» **Required work**
Return the lines below verbatim, leaving out any pictures.
>> start Data rows
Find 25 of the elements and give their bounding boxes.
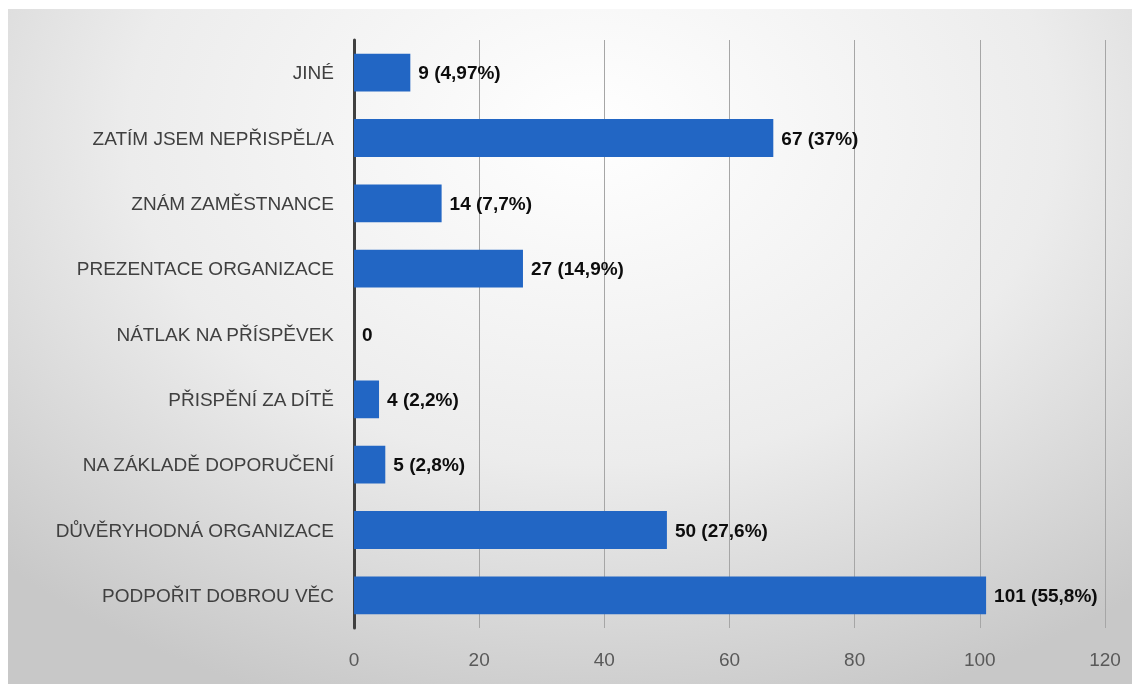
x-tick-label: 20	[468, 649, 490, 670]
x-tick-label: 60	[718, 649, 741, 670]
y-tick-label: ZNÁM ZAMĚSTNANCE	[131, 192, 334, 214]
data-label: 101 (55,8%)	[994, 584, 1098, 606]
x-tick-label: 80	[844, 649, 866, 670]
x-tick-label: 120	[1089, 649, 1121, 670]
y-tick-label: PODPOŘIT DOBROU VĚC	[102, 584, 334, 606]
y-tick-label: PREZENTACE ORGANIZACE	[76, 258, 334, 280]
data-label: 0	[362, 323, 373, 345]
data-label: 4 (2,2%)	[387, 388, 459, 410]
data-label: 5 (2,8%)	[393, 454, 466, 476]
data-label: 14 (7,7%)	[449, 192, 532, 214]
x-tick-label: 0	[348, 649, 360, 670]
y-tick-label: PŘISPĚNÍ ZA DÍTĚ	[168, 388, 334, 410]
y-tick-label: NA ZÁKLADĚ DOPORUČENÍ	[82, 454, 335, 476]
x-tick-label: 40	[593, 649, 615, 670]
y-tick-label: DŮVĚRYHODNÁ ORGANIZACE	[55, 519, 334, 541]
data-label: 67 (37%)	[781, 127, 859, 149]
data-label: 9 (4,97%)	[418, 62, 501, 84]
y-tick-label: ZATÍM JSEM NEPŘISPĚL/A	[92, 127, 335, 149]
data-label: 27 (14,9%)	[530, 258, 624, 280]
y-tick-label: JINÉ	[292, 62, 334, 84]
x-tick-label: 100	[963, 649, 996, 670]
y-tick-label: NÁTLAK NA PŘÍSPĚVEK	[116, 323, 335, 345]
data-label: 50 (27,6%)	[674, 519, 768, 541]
>> end Data rows
» **Full answer**
Find 25 of the elements and give their bounding boxes.
x-tick-label: 20	[468, 649, 490, 670]
x-tick-label: 60	[718, 649, 741, 670]
y-tick-label: ZNÁM ZAMĚSTNANCE	[131, 192, 334, 214]
data-label: 101 (55,8%)	[994, 584, 1098, 606]
x-tick-label: 80	[844, 649, 866, 670]
x-tick-label: 120	[1089, 649, 1121, 670]
y-tick-label: PODPOŘIT DOBROU VĚC	[102, 584, 334, 606]
y-tick-label: PREZENTACE ORGANIZACE	[76, 258, 334, 280]
data-label: 0	[362, 323, 373, 345]
data-label: 4 (2,2%)	[387, 388, 459, 410]
data-label: 5 (2,8%)	[393, 454, 466, 476]
data-label: 14 (7,7%)	[449, 192, 532, 214]
x-tick-label: 0	[348, 649, 360, 670]
y-tick-label: PŘISPĚNÍ ZA DÍTĚ	[168, 388, 334, 410]
y-tick-label: NA ZÁKLADĚ DOPORUČENÍ	[82, 454, 335, 476]
x-tick-label: 40	[593, 649, 615, 670]
y-tick-label: DŮVĚRYHODNÁ ORGANIZACE	[55, 519, 334, 541]
data-label: 67 (37%)	[781, 127, 859, 149]
data-label: 9 (4,97%)	[418, 62, 501, 84]
y-tick-label: ZATÍM JSEM NEPŘISPĚL/A	[92, 127, 335, 149]
data-label: 27 (14,9%)	[530, 258, 624, 280]
y-tick-label: JINÉ	[292, 62, 334, 84]
x-tick-label: 100	[963, 649, 996, 670]
y-tick-label: NÁTLAK NA PŘÍSPĚVEK	[116, 323, 335, 345]
data-label: 50 (27,6%)	[674, 519, 768, 541]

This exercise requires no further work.